_Work to be completed_. Using the green chili recipe, decide whether each statement agrees with it: (a) the sauce uses 1.5 pounds of tomatillos; (b) the pork butt cooks on low for 30 minutes and then on high for 5 hours; (c) slightly overcooking the butt is preferable to slightly undercooking it. For each, answer yes or no and quote the recipe's deciding words.

Green Chili

Published

January 2, 2012

Ingredients

The ingredients for this come in three parts, which correspond to the three parts of cooking.

Pork Butt:

  • 2T sea salt
  • 1 shot bourbon
  • 1 shot maple syrup
  • 1t ancho powder
  • 1/2t chipotle powder
  • 2T dry oregano

Sauce:

  • 1.5 lbs tomatillos
  • 3 jalapenos or to taste
  • 6 mini sweet peppers
  • about 1/2 bunch of cilantro
  • about 2-3 cups chicken broth

Onion part:

  • 1 red onion
  • 20oz canned butter beans, drained
  • 1/2 cup reserved pork butt liquid
  • 1T ground garlic

Make Pork Butt:

Mix all pork butt ingredients (except the butt) into a sludge. Put pork butt in snug-fitting crockpot and pour sludge over butt, turning once to make sure it’s covered. Put the lid on the crockpot and cook on high for 30 minutes, then low for 5 hours or until the fascia melt. It is better to slightly undercook than slightly overcook the butt.

When the butt is done, drain it and reserve the liquid. Pull the butt into large chunks, discarding any leftover fascia or fatty chunks. Return butt to crockpot.

_Given information_.
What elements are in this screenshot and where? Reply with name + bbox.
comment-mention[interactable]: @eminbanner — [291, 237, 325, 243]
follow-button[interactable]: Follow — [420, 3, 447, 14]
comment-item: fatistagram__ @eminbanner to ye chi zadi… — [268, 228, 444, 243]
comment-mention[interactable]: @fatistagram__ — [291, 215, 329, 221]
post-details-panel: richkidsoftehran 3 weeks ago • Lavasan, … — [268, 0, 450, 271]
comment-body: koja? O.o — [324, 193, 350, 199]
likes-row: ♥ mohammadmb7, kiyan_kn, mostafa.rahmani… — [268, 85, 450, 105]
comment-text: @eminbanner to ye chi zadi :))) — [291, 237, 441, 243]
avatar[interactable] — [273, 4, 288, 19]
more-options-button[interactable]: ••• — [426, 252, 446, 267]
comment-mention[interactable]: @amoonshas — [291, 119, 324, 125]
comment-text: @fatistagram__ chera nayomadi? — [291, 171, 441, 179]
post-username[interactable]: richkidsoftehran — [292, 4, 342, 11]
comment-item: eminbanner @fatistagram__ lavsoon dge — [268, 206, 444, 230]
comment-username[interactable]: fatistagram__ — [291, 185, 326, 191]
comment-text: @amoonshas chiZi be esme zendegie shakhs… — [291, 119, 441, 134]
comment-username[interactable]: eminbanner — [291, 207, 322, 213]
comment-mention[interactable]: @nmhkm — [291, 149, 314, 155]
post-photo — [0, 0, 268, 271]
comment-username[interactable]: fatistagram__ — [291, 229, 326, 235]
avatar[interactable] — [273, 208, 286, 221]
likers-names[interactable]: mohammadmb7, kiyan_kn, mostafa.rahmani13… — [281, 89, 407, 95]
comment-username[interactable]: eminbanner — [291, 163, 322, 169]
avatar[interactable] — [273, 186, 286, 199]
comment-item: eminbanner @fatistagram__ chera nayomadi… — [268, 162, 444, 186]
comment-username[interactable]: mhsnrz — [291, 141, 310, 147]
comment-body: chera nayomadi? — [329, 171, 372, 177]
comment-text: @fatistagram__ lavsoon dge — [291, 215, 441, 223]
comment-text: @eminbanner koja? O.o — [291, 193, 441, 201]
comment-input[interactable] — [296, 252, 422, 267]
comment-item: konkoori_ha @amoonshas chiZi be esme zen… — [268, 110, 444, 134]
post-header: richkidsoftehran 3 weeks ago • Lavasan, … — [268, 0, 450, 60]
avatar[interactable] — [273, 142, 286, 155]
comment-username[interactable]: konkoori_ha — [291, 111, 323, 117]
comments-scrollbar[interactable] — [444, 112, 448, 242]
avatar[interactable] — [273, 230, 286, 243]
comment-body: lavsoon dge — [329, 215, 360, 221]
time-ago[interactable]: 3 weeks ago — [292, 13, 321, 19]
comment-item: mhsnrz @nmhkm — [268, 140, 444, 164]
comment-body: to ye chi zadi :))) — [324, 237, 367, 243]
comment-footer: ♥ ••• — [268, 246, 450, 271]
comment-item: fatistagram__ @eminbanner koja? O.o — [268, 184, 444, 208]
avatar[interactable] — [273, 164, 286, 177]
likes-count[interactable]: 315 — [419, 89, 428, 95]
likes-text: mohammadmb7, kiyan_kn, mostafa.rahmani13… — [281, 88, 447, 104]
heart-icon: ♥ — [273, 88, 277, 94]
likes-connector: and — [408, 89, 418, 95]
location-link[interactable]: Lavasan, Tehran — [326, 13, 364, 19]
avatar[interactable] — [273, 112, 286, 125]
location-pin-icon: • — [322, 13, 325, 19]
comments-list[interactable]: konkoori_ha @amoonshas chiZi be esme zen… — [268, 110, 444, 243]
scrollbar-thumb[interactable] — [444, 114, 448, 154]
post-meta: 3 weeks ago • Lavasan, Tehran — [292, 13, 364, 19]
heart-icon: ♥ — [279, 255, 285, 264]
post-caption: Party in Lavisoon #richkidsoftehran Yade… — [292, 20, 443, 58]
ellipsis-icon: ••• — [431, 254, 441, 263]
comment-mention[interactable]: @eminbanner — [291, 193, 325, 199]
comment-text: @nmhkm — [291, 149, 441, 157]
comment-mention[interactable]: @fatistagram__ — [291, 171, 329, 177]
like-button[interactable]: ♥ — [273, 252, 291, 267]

_Solution_.
(a) Yes: "1.5 lbs tomatillos"
(b) No: "cook on high for 30 minutes, then low for 5 hours or until the fascia melt"
(c) No: "It is better to slightly undercook than slightly overcook the butt."